▶ _What to do_
Copy the data precisely, keeping every character.

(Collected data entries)
######

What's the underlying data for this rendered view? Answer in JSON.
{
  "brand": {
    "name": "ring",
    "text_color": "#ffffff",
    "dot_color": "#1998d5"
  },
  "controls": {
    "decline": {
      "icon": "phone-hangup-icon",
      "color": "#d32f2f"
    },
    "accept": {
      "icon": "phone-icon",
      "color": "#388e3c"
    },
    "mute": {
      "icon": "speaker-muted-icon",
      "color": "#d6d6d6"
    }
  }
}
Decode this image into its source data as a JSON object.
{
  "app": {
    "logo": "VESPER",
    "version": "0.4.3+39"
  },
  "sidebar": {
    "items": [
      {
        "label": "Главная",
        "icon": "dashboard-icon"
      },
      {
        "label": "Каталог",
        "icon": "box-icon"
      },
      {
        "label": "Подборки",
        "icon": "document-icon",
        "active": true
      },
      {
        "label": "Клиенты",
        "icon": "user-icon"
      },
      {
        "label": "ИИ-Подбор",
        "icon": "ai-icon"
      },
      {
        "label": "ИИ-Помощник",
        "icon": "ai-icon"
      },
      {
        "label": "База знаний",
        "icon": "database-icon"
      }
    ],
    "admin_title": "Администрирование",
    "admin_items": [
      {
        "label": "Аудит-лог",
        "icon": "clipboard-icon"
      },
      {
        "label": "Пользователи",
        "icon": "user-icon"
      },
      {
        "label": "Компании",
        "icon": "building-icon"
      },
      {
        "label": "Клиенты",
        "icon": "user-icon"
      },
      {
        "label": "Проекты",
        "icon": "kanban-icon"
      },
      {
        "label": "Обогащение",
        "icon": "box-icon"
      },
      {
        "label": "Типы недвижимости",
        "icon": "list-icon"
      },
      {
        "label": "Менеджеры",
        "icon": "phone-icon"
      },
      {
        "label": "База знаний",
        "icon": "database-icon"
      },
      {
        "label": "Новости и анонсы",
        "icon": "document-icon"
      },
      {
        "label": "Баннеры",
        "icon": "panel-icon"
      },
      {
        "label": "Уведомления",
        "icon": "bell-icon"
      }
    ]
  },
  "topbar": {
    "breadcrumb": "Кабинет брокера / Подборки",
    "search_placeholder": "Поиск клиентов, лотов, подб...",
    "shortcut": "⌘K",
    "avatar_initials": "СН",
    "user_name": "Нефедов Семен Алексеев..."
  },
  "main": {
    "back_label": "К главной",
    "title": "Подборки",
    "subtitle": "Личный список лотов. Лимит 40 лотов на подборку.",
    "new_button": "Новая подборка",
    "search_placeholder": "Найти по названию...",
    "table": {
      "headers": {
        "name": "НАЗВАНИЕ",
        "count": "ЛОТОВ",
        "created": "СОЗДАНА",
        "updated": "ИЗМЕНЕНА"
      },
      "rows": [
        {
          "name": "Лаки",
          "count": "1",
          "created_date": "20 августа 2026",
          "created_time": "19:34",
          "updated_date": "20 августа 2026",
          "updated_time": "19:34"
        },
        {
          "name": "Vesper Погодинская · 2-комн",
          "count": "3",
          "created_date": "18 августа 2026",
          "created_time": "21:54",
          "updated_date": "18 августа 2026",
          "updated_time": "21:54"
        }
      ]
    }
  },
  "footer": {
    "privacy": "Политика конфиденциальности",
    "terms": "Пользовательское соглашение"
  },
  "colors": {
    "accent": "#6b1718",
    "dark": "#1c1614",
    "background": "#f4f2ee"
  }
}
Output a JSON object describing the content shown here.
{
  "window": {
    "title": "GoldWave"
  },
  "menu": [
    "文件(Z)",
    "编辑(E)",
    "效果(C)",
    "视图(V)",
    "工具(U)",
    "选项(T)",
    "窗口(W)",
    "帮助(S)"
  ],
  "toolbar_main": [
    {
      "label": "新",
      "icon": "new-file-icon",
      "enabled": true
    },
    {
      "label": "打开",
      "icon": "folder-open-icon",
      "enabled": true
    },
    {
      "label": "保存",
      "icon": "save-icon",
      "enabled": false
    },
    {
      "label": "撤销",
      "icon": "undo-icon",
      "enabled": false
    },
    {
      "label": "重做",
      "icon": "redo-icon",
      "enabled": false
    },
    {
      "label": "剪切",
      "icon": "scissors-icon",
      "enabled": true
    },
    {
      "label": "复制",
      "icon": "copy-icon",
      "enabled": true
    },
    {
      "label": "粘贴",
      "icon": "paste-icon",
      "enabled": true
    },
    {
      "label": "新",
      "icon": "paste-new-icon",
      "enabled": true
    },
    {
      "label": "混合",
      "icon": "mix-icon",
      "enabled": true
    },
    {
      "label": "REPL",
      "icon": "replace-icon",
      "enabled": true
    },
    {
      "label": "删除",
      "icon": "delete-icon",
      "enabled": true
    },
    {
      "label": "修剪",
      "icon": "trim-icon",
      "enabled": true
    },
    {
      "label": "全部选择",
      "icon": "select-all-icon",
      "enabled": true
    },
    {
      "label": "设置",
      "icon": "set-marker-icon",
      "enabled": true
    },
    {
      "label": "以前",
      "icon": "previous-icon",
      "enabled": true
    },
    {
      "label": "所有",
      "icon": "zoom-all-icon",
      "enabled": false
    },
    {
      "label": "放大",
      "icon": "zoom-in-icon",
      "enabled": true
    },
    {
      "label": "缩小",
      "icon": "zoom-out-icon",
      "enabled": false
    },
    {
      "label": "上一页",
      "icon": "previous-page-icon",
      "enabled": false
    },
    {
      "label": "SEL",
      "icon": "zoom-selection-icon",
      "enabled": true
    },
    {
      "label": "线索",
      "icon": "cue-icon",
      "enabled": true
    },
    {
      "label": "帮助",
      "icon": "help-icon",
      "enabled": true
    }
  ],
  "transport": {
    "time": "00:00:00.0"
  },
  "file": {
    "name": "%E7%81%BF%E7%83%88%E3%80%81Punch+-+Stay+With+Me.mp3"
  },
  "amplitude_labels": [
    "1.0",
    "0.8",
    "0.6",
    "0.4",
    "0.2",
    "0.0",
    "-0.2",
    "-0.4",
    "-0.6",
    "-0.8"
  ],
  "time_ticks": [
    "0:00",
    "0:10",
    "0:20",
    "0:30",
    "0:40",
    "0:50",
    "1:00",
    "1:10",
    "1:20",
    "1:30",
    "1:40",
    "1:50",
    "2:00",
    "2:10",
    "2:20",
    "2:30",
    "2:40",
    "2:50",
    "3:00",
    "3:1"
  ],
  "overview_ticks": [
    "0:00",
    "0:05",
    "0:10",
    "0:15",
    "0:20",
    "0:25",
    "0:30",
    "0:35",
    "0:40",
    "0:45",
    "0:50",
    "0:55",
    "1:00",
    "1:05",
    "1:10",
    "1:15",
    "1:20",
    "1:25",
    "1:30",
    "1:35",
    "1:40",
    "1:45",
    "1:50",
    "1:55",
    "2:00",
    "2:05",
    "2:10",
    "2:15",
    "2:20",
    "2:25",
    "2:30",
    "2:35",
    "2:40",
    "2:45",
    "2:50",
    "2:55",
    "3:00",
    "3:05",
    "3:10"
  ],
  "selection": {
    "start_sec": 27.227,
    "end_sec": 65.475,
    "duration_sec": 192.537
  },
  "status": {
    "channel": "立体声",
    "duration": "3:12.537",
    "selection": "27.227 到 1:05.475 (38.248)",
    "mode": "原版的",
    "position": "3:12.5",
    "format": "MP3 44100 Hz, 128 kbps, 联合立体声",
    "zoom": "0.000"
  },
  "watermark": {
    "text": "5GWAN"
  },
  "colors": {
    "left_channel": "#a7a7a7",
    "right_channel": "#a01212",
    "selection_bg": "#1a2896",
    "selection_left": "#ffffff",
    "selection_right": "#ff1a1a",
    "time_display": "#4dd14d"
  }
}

######

▶ _Solution_
What's the underlying data for this rendered view? Answer in JSON.
{
  "brand": {
    "name": "ring",
    "text_color": "#ffffff",
    "dot_color": "#1998d5"
  },
  "controls": {
    "decline": {
      "icon": "phone-hangup-icon",
      "color": "#d32f2f"
    },
    "accept": {
      "icon": "phone-icon",
      "color": "#388e3c"
    },
    "mute": {
      "icon": "speaker-muted-icon",
      "color": "#d6d6d6"
    }
  }
}
Decode this image into its source data as a JSON object.
{
  "app": {
    "logo": "VESPER",
    "version": "0.4.3+39"
  },
  "sidebar": {
    "items": [
      {
        "label": "Главная",
        "icon": "dashboard-icon"
      },
      {
        "label": "Каталог",
        "icon": "box-icon"
      },
      {
        "label": "Подборки",
        "icon": "document-icon",
        "active": true
      },
      {
        "label": "Клиенты",
        "icon": "user-icon"
      },
      {
        "label": "ИИ-Подбор",
        "icon": "ai-icon"
      },
      {
        "label": "ИИ-Помощник",
        "icon": "ai-icon"
      },
      {
        "label": "База знаний",
        "icon": "database-icon"
      }
    ],
    "admin_title": "Администрирование",
    "admin_items": [
      {
        "label": "Аудит-лог",
        "icon": "clipboard-icon"
      },
      {
        "label": "Пользователи",
        "icon": "user-icon"
      },
      {
        "label": "Компании",
        "icon": "building-icon"
      },
      {
        "label": "Клиенты",
        "icon": "user-icon"
      },
      {
        "label": "Проекты",
        "icon": "kanban-icon"
      },
      {
        "label": "Обогащение",
        "icon": "box-icon"
      },
      {
        "label": "Типы недвижимости",
        "icon": "list-icon"
      },
      {
        "label": "Менеджеры",
        "icon": "phone-icon"
      },
      {
        "label": "База знаний",
        "icon": "database-icon"
      },
      {
        "label": "Новости и анонсы",
        "icon": "document-icon"
      },
      {
        "label": "Баннеры",
        "icon": "panel-icon"
      },
      {
        "label": "Уведомления",
        "icon": "bell-icon"
      }
    ]
  },
  "topbar": {
    "breadcrumb": "Кабинет брокера / Подборки",
    "search_placeholder": "Поиск клиентов, лотов, подб...",
    "shortcut": "⌘K",
    "avatar_initials": "СН",
    "user_name": "Нефедов Семен Алексеев..."
  },
  "main": {
    "back_label": "К главной",
    "title": "Подборки",
    "subtitle": "Личный список лотов. Лимит 40 лотов на подборку.",
    "new_button": "Новая подборка",
    "search_placeholder": "Найти по названию...",
    "table": {
      "headers": {
        "name": "НАЗВАНИЕ",
        "count": "ЛОТОВ",
        "created": "СОЗДАНА",
        "updated": "ИЗМЕНЕНА"
      },
      "rows": [
        {
          "name": "Лаки",
          "count": "1",
          "created_date": "20 августа 2026",
          "created_time": "19:34",
          "updated_date": "20 августа 2026",
          "updated_time": "19:34"
        },
        {
          "name": "Vesper Погодинская · 2-комн",
          "count": "3",
          "created_date": "18 августа 2026",
          "created_time": "21:54",
          "updated_date": "18 августа 2026",
          "updated_time": "21:54"
        }
      ]
    }
  },
  "footer": {
    "privacy": "Политика конфиденциальности",
    "terms": "Пользовательское соглашение"
  },
  "colors": {
    "accent": "#6b1718",
    "dark": "#1c1614",
    "background": "#f4f2ee"
  }
}
Output a JSON object describing the content shown here.
{
  "window": {
    "title": "GoldWave"
  },
  "menu": [
    "文件(Z)",
    "编辑(E)",
    "效果(C)",
    "视图(V)",
    "工具(U)",
    "选项(T)",
    "窗口(W)",
    "帮助(S)"
  ],
  "toolbar_main": [
    {
      "label": "新",
      "icon": "new-file-icon",
      "enabled": true
    },
    {
      "label": "打开",
      "icon": "folder-open-icon",
      "enabled": true
    },
    {
      "label": "保存",
      "icon": "save-icon",
      "enabled": false
    },
    {
      "label": "撤销",
      "icon": "undo-icon",
      "enabled": false
    },
    {
      "label": "重做",
      "icon": "redo-icon",
      "enabled": false
    },
    {
      "label": "剪切",
      "icon": "scissors-icon",
      "enabled": true
    },
    {
      "label": "复制",
      "icon": "copy-icon",
      "enabled": true
    },
    {
      "label": "粘贴",
      "icon": "paste-icon",
      "enabled": true
    },
    {
      "label": "新",
      "icon": "paste-new-icon",
      "enabled": true
    },
    {
      "label": "混合",
      "icon": "mix-icon",
      "enabled": true
    },
    {
      "label": "REPL",
      "icon": "replace-icon",
      "enabled": true
    },
    {
      "label": "删除",
      "icon": "delete-icon",
      "enabled": true
    },
    {
      "label": "修剪",
      "icon": "trim-icon",
      "enabled": true
    },
    {
      "label": "全部选择",
      "icon": "select-all-icon",
      "enabled": true
    },
    {
      "label": "设置",
      "icon": "set-marker-icon",
      "enabled": true
    },
    {
      "label": "以前",
      "icon": "previous-icon",
      "enabled": true
    },
    {
      "label": "所有",
      "icon": "zoom-all-icon",
      "enabled": false
    },
    {
      "label": "放大",
      "icon": "zoom-in-icon",
      "enabled": true
    },
    {
      "label": "缩小",
      "icon": "zoom-out-icon",
      "enabled": false
    },
    {
      "label": "上一页",
      "icon": "previous-page-icon",
      "enabled": false
    },
    {
      "label": "SEL",
      "icon": "zoom-selection-icon",
      "enabled": true
    },
    {
      "label": "线索",
      "icon": "cue-icon",
      "enabled": true
    },
    {
      "label": "帮助",
      "icon": "help-icon",
      "enabled": true
    }
  ],
  "transport": {
    "time": "00:00:00.0"
  },
  "file": {
    "name": "%E7%81%BF%E7%83%88%E3%80%81Punch+-+Stay+With+Me.mp3"
  },
  "amplitude_labels": [
    "1.0",
    "0.8",
    "0.6",
    "0.4",
    "0.2",
    "0.0",
    "-0.2",
    "-0.4",
    "-0.6",
    "-0.8"
  ],
  "time_ticks": [
    "0:00",
    "0:10",
    "0:20",
    "0:30",
    "0:40",
    "0:50",
    "1:00",
    "1:10",
    "1:20",
    "1:30",
    "1:40",
    "1:50",
    "2:00",
    "2:10",
    "2:20",
    "2:30",
    "2:40",
    "2:50",
    "3:00",
    "3:1"
  ],
  "overview_ticks": [
    "0:00",
    "0:05",
    "0:10",
    "0:15",
    "0:20",
    "0:25",
    "0:30",
    "0:35",
    "0:40",
    "0:45",
    "0:50",
    "0:55",
    "1:00",
    "1:05",
    "1:10",
    "1:15",
    "1:20",
    "1:25",
    "1:30",
    "1:35",
    "1:40",
    "1:45",
    "1:50",
    "1:55",
    "2:00",
    "2:05",
    "2:10",
    "2:15",
    "2:20",
    "2:25",
    "2:30",
    "2:35",
    "2:40",
    "2:45",
    "2:50",
    "2:55",
    "3:00",
    "3:05",
    "3:10"
  ],
  "selection": {
    "start_sec": 27.227,
    "end_sec": 65.475,
    "duration_sec": 192.537
  },
  "status": {
    "channel": "立体声",
    "duration": "3:12.537",
    "selection": "27.227 到 1:05.475 (38.248)",
    "mode": "原版的",
    "position": "3:12.5",
    "format": "MP3 44100 Hz, 128 kbps, 联合立体声",
    "zoom": "0.000"
  },
  "watermark": {
    "text": "5GWAN"
  },
  "colors": {
    "left_channel": "#a7a7a7",
    "right_channel": "#a01212",
    "selection_bg": "#1a2896",
    "selection_left": "#ffffff",
    "selection_right": "#ff1a1a",
    "time_display": "#4dd14d"
  }
}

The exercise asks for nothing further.